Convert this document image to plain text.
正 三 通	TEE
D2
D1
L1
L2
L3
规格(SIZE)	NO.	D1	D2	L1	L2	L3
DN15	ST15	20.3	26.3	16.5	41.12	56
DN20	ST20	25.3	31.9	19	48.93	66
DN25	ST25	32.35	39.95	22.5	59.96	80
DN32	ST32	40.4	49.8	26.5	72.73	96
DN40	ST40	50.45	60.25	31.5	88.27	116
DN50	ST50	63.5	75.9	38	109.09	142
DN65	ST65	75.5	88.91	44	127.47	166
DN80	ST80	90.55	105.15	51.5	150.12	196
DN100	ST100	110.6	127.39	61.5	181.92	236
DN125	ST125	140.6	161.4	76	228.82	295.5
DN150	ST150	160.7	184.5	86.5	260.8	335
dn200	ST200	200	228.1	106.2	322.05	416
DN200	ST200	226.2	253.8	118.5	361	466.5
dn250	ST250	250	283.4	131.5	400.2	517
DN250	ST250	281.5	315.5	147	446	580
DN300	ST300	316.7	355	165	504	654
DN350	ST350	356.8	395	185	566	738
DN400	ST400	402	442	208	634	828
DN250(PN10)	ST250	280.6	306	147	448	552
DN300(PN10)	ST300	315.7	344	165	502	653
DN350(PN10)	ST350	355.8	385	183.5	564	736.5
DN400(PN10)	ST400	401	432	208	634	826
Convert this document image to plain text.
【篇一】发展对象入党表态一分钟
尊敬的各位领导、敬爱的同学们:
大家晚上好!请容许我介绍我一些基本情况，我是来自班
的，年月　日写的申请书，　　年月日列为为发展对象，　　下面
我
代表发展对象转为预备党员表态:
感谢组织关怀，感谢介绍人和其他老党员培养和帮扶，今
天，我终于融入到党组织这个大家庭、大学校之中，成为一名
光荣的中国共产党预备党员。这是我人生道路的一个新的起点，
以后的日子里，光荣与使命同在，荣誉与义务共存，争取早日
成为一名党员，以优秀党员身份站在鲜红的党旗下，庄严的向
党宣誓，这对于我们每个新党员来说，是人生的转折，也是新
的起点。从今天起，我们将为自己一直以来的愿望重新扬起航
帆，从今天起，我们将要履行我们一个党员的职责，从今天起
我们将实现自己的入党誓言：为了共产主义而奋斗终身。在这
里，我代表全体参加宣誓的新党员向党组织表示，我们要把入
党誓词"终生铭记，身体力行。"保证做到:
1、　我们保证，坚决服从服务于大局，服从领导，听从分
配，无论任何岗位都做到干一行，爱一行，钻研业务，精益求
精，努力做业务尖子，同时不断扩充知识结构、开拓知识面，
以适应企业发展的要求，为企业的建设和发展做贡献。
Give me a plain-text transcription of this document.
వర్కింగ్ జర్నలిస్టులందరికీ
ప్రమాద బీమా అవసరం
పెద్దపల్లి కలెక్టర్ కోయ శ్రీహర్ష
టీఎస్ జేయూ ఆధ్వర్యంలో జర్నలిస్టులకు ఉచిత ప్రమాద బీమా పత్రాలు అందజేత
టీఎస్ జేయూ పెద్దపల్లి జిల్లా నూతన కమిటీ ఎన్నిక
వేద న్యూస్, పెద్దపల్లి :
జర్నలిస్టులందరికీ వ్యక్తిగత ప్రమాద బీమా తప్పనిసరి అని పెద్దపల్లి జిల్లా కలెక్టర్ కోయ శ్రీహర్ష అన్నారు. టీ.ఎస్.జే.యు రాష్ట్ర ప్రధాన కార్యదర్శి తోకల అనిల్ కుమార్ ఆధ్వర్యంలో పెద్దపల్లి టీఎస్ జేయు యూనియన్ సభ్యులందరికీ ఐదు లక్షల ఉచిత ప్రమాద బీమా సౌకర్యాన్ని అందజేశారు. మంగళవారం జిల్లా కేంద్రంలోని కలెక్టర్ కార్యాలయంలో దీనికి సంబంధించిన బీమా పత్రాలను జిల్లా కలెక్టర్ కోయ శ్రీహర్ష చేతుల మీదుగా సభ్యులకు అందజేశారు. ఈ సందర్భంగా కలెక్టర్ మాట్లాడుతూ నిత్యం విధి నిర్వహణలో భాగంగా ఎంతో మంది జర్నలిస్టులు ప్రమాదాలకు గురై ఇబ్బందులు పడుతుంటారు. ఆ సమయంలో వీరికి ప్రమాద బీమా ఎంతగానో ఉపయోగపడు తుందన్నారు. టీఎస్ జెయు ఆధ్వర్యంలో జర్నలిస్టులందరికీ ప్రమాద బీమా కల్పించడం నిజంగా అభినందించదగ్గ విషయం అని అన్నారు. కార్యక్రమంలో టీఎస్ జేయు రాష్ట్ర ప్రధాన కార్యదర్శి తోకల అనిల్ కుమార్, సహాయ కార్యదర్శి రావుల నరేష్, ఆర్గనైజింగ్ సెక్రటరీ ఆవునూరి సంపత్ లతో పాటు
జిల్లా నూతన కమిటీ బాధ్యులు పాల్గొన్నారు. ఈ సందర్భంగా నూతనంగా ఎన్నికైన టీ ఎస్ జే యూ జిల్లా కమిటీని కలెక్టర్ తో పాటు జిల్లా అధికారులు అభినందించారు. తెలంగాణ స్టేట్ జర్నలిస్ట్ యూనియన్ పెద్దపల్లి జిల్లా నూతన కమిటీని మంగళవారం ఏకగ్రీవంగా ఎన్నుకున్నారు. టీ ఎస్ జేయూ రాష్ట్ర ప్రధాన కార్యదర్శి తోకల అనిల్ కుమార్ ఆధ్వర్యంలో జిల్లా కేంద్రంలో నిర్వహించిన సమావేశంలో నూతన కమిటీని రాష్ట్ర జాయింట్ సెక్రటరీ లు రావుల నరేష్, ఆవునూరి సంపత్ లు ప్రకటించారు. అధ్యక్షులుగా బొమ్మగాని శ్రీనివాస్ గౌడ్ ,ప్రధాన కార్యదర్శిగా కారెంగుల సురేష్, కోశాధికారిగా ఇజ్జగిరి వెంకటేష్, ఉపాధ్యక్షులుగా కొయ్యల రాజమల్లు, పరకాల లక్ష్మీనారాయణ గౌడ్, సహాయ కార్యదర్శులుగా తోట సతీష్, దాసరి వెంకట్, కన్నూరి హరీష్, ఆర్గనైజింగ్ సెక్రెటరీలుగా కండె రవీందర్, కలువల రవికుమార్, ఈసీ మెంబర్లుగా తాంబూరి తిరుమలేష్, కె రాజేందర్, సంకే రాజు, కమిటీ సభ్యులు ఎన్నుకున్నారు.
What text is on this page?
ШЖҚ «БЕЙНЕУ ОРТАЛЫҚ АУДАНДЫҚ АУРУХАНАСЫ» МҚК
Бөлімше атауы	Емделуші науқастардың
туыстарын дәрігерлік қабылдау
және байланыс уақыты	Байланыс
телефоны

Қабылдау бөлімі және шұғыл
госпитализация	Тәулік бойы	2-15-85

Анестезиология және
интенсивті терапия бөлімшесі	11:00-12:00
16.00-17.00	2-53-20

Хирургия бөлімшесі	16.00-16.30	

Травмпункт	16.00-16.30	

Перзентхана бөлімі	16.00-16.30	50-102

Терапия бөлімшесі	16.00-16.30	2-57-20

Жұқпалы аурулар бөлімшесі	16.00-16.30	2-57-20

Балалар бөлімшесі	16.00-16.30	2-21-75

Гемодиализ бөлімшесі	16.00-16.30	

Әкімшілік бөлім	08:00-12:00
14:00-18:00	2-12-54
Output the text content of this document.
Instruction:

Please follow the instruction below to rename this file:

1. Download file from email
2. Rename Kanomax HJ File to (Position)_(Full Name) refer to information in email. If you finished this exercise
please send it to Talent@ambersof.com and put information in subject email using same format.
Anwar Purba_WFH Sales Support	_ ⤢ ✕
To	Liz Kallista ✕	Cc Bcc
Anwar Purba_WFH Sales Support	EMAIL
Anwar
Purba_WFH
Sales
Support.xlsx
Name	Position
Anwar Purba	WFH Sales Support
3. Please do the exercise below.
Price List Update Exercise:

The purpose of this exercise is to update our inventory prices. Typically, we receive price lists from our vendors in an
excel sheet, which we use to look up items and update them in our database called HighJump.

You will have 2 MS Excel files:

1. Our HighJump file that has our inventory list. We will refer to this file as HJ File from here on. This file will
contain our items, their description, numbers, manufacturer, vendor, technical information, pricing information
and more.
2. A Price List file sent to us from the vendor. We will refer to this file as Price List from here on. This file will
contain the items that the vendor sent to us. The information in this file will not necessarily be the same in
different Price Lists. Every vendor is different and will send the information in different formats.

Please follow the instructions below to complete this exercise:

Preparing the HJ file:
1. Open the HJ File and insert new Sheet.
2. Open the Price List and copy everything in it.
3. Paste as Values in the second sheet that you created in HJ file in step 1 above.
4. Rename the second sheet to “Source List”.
----
# Requirements
From the data above, copy each line that holds "follow".

# Solved exercise
Please follow the instruction below to rename this file:
Please follow the instructions below to complete this exercise:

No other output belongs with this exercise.